===== Data provided =====

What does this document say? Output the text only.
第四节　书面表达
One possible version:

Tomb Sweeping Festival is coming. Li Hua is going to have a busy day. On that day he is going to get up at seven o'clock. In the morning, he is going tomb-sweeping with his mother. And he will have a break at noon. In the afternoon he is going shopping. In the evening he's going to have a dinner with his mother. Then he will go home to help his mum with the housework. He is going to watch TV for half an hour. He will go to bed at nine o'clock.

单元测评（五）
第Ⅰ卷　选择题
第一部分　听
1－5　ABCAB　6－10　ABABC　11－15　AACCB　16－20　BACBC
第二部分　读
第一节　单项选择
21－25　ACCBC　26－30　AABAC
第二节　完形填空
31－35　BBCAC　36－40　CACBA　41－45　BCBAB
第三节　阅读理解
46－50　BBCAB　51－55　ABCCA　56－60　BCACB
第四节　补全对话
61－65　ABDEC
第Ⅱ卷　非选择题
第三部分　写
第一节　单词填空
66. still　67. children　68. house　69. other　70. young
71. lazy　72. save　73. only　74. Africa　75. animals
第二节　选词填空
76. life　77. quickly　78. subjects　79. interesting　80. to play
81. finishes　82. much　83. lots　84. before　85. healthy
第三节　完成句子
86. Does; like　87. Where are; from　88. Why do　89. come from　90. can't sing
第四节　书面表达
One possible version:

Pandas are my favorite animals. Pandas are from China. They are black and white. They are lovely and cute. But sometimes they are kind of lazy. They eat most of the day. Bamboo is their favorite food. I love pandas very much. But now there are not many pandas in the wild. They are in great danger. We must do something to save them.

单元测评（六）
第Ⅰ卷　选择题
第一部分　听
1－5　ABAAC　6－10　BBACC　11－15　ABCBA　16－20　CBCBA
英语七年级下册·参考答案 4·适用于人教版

=====

§ Do this
In the entries above, find lines with "only" and copy each.

§ Result of the exercise
What does this document say? Output the text only.
71. lazy　72. save　73. only　74. Africa　75. animals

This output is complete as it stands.